● Set exercise A:
Please reproduce a portion of the passage on decimal expansions below word for word, beginning at the words "At the same" and stopping after the words "not in another.".
● Set exercise B:
In the passage on decimal expansions below, which fraction is said to equal 75/100?
● Set exercise C:
Carry on with the passage on decimal expansions below, starting right after its final sentence.

● Reading passage:
..............................

Every digit from the 1 onward is wrong. The fraction 1/10, on the other hand, clearly does have a finite decimal expansion, 0.1, but R gets this one wrong as well:

sprintf("%.54f", 1/10)
## [1] "0.100000000000000005551115123125782702118158340454101562"

At the same time, it handles 1/4 with perfect accuracy:

sprintf("%.54f", 1/4)
## [1] "0.250000000000000000000000000000000000000000000000000000"

What’s going on? Here’s a clue: the fraction 1/32 can also be represented exactly as a double. See if you can figure out why before reading further.

The reason why 1/3 lacks a terminating decimal expansion is that it can’t be written as a counting number divided by a power of ten. In other words, we can’t find values \(m, n \in \mathbb{N}\) such that \(m/10^n\) equals \(1/3\). In contrast, 3/4 has a finite decimal expansion because it equals 75/100, corresponding to \(m = 75\) and \(n = 2\). Of course I’ve left off a crucial qualification: wherever I wrote “finite decimal expansion” above, I should have added “in base 10.” The same number could have a terminating decimal expansion in one base and not in another.

..............................

● Items:

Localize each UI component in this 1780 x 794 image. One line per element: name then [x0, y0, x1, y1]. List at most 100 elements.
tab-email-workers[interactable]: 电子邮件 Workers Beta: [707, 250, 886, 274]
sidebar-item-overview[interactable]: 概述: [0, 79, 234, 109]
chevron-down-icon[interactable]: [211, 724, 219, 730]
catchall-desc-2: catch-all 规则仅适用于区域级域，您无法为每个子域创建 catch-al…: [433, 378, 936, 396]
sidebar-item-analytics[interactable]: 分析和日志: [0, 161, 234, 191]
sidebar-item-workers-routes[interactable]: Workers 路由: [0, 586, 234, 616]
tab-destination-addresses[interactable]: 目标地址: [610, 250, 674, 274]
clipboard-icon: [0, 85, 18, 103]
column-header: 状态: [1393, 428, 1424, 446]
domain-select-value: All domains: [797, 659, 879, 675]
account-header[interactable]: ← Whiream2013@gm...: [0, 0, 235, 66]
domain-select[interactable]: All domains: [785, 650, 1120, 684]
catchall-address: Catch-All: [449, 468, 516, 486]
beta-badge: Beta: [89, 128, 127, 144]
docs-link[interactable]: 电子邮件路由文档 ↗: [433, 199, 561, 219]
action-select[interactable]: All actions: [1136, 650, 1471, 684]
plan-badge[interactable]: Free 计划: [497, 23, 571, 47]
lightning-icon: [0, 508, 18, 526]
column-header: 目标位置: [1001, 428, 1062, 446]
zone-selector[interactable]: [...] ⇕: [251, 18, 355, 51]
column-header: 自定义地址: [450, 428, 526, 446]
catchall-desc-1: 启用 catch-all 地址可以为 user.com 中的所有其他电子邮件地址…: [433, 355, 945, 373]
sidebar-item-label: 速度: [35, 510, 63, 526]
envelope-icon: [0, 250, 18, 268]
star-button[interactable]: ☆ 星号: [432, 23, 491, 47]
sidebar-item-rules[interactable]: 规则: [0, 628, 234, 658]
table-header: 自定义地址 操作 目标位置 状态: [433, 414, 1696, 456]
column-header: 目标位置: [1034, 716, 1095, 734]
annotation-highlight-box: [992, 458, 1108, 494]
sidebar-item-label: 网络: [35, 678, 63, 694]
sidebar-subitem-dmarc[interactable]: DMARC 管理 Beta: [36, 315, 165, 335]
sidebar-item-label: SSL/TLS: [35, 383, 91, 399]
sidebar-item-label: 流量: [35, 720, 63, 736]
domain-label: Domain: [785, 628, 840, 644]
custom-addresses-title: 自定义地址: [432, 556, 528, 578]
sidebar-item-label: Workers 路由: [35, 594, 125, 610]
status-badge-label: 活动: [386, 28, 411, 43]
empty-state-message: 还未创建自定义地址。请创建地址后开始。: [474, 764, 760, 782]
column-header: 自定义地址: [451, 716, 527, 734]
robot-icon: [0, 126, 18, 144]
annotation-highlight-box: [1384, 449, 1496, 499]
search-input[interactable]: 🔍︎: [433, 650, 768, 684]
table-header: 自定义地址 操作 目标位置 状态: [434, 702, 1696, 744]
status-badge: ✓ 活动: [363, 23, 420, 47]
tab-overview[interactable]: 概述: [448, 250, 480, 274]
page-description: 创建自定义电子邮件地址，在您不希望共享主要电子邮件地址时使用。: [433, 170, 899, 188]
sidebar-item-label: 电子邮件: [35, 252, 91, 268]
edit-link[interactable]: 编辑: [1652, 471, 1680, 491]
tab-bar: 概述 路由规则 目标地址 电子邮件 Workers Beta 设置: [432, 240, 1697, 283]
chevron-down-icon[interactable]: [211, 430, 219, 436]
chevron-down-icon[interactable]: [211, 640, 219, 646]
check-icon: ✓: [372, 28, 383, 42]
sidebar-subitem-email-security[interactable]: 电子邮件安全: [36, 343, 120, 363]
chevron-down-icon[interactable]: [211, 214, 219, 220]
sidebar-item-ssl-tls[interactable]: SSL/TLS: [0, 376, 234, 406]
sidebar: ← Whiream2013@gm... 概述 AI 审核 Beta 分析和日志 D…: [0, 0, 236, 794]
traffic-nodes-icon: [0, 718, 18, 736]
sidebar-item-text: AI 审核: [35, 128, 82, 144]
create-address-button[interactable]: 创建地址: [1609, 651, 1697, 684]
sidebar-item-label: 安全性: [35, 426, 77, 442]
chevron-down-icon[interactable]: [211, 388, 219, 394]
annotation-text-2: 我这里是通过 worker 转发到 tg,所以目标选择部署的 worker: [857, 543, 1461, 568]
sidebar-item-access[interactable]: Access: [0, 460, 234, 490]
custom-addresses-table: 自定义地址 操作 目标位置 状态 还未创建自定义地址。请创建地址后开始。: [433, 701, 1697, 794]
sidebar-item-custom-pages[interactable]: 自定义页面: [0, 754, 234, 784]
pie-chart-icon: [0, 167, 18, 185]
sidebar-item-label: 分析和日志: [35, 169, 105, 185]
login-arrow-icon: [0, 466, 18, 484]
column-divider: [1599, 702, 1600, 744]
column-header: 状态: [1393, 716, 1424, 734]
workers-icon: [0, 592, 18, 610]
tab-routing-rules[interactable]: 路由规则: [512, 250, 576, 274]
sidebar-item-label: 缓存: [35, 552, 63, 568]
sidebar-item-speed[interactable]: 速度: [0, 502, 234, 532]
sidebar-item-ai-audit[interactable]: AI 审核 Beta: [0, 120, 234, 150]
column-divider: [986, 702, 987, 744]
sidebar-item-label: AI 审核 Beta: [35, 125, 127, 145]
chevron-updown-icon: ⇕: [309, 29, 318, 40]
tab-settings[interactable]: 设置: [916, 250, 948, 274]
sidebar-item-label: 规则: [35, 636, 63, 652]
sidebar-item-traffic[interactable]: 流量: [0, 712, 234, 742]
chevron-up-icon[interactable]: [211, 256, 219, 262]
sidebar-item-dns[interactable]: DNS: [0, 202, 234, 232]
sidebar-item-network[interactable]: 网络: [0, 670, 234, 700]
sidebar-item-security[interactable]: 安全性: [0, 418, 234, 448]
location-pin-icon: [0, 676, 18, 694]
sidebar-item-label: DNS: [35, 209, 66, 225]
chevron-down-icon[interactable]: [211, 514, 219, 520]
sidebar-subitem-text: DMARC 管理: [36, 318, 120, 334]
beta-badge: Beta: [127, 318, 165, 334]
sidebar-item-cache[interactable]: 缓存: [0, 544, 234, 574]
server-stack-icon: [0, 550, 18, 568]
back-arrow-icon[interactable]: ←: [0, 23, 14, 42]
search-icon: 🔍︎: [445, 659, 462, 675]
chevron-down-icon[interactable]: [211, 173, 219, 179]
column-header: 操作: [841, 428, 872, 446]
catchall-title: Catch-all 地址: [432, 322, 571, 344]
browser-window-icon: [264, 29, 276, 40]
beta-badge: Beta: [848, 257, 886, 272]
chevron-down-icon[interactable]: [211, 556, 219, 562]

..............................

● Written answer A:
At the same time, it handles 1/4 with perfect accuracy:

sprintf("%.54f", 1/4)
## [1] "0.250000000000000000000000000000000000000000000000000000"

What’s going on? Here’s a clue: the fraction 1/32 can also be represented exactly as a double. See if you can figure out why before reading further.

The reason why 1/3 lacks a terminating decimal expansion is that it can’t be written as a counting number divided by a power of ten. In other words, we can’t find values \(m, n \in \mathbb{N}\) such that \(m/10^n\) equals \(1/3\). In contrast, 3/4 has a finite decimal expansion because it equals 75/100, corresponding to \(m = 75\) and \(n = 2\). Of course I’ve left off a crucial qualification: wherever I wrote “finite decimal expansion” above, I should have added “in base 10.” The same number could have a terminating decimal expansion in one base and not in another.

● Written answer B:
3/4

● Written answer C:
Although R displays numbers on the screen in base 10, it represents and computes with them in binary. So the question becomes: which values have a terminating decimal expansion in base 2? To find out, simply replace 10 with 2 in the expression from above. A rational number has a terminating decimal expansion base 2 if it can be written as \(m/2^n\) for some \(m, n \in \mathbb{N}\). Since 1/4 equals \(1/2^2\), it has an exact representation. Since 3/4 can be written as 3/2^2 it also has an exact representation. In contrast, 1/5 lacks an exact representation because there are no natural numbers \(m,n\) such that \(5 = 2^n/m\). We can get close by making \(n\) large and choosing \(m\) carefully, but we can never satisfy this equation exactly.

Take-home Lesson

High-level programming languages like R and Python are extremely convenient: they allow us to focus on the big picture rather than writing line after line of boilerplate code. But we should never forget that computers cannot represent all numeric values with perfect accuracy. Sometimes this matters. In R, coercing from integer to double is safe but the reverse can be risky, as we have gleaned from a deceptively simple example involving rep(). To learn more about the subtleties of R, I highly recommend The R Inferno by Patrick Burns and Advanced R by Hadley Wickham. Despite what you may have heard, R is quite a capable language, but it does have some quirks!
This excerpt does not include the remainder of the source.